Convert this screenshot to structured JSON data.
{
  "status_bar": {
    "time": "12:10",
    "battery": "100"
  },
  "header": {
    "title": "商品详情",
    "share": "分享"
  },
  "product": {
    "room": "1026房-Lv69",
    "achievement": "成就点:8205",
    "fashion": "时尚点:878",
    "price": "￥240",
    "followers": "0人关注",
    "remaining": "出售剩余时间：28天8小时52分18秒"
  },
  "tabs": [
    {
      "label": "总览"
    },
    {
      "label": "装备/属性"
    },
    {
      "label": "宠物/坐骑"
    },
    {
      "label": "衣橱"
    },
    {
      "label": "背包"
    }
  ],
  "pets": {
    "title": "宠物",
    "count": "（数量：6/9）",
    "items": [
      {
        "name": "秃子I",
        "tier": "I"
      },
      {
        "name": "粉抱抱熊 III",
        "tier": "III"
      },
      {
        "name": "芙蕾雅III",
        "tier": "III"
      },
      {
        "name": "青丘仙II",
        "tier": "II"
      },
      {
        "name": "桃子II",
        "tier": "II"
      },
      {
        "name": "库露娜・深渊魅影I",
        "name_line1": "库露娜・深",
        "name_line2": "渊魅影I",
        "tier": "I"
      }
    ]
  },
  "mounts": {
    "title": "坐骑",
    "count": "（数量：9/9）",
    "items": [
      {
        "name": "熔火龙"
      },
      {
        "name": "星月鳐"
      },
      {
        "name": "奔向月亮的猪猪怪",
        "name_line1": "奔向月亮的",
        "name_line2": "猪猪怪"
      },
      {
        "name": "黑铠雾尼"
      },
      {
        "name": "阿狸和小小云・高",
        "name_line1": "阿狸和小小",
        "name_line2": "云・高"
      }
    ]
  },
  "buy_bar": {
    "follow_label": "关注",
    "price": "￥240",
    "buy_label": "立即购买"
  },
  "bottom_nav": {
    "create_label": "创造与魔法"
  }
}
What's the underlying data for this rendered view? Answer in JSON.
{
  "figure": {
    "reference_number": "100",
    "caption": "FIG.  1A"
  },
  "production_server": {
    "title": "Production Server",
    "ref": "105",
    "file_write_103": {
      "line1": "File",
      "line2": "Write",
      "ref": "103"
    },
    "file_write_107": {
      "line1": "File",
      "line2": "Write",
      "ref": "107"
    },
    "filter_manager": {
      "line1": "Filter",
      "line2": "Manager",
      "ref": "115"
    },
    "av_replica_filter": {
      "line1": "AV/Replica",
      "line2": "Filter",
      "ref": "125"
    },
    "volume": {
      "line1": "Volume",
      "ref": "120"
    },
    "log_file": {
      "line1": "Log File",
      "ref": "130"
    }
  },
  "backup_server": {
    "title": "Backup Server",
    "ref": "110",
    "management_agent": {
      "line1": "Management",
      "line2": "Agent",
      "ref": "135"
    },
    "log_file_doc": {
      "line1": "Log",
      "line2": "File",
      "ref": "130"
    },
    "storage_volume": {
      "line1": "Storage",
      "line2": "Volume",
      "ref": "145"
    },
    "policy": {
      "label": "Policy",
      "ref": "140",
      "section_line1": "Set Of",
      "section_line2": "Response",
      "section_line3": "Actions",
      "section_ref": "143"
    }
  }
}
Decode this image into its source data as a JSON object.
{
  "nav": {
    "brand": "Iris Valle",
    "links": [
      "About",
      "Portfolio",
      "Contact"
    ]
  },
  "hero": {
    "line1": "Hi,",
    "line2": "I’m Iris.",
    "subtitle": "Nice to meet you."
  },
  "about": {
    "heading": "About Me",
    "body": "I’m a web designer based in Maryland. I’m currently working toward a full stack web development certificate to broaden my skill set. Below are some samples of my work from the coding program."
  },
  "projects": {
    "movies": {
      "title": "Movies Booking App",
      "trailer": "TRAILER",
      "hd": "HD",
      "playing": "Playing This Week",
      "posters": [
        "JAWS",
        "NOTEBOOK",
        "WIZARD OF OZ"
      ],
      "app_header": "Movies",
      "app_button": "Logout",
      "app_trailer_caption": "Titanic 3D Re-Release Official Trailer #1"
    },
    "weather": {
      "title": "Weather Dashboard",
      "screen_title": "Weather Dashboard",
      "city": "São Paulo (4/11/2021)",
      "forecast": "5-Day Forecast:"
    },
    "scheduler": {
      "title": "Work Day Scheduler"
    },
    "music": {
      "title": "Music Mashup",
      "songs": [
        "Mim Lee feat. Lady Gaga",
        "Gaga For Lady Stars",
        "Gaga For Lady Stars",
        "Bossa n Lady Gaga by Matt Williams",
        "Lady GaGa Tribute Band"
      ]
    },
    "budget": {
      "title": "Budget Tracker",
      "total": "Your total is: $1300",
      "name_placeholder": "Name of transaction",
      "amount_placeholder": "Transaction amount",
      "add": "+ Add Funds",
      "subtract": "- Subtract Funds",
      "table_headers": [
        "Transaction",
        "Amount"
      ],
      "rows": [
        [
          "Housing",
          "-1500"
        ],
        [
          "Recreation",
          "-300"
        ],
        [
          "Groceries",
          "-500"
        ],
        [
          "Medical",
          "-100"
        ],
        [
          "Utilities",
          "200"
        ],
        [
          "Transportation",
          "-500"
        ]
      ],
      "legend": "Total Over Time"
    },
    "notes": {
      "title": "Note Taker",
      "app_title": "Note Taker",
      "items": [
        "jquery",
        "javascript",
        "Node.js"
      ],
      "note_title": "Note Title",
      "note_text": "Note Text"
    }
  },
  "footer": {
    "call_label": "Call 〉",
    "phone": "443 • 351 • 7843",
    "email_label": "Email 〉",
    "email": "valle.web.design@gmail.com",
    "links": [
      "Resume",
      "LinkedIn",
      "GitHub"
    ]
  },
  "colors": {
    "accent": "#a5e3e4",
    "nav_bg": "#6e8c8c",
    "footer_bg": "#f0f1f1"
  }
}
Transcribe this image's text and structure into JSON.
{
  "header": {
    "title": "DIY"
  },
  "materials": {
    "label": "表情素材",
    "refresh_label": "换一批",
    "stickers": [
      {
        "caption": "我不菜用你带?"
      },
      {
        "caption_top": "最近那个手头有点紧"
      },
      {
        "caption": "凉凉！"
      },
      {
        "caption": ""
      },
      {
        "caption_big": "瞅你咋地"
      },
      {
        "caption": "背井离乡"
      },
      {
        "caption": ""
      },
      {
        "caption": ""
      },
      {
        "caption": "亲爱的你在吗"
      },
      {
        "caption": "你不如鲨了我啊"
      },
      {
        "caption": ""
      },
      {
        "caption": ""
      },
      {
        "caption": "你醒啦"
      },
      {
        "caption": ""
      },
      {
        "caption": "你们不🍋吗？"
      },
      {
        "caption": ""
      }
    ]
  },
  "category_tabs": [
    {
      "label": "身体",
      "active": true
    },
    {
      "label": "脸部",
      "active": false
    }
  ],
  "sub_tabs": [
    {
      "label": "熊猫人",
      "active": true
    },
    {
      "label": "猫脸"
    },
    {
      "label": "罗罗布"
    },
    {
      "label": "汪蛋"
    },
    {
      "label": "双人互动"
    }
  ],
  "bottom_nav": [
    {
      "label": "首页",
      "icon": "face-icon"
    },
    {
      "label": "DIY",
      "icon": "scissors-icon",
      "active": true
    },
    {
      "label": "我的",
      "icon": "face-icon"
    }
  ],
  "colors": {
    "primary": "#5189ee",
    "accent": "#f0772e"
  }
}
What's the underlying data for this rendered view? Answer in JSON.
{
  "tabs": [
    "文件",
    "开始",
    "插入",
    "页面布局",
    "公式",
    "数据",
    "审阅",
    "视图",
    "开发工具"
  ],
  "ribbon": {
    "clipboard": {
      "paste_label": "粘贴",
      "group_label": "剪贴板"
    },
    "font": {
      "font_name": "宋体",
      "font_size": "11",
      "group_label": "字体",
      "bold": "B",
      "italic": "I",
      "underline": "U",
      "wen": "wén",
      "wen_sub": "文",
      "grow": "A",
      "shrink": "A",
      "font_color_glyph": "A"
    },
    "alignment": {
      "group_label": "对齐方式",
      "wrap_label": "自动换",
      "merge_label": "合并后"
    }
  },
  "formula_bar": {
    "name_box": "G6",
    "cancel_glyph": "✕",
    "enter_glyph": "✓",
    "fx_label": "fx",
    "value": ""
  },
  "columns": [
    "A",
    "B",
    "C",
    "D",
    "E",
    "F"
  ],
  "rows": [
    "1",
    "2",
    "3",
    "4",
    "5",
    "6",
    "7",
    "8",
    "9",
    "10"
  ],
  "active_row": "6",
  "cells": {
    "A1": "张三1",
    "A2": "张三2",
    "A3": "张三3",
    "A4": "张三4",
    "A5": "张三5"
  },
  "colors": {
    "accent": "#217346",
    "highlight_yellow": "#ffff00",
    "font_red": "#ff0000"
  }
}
- - - - - - -
**STATED GOAL:** Your task is to list each line of the records with the word "Lady".

**RIGHT ANSWER:**
        "Mim Lee feat. Lady Gaga",
        "Gaga For Lady Stars",
        "Gaga For Lady Stars",
        "Bossa n Lady Gaga by Matt Williams",
        "Lady GaGa Tribute Band"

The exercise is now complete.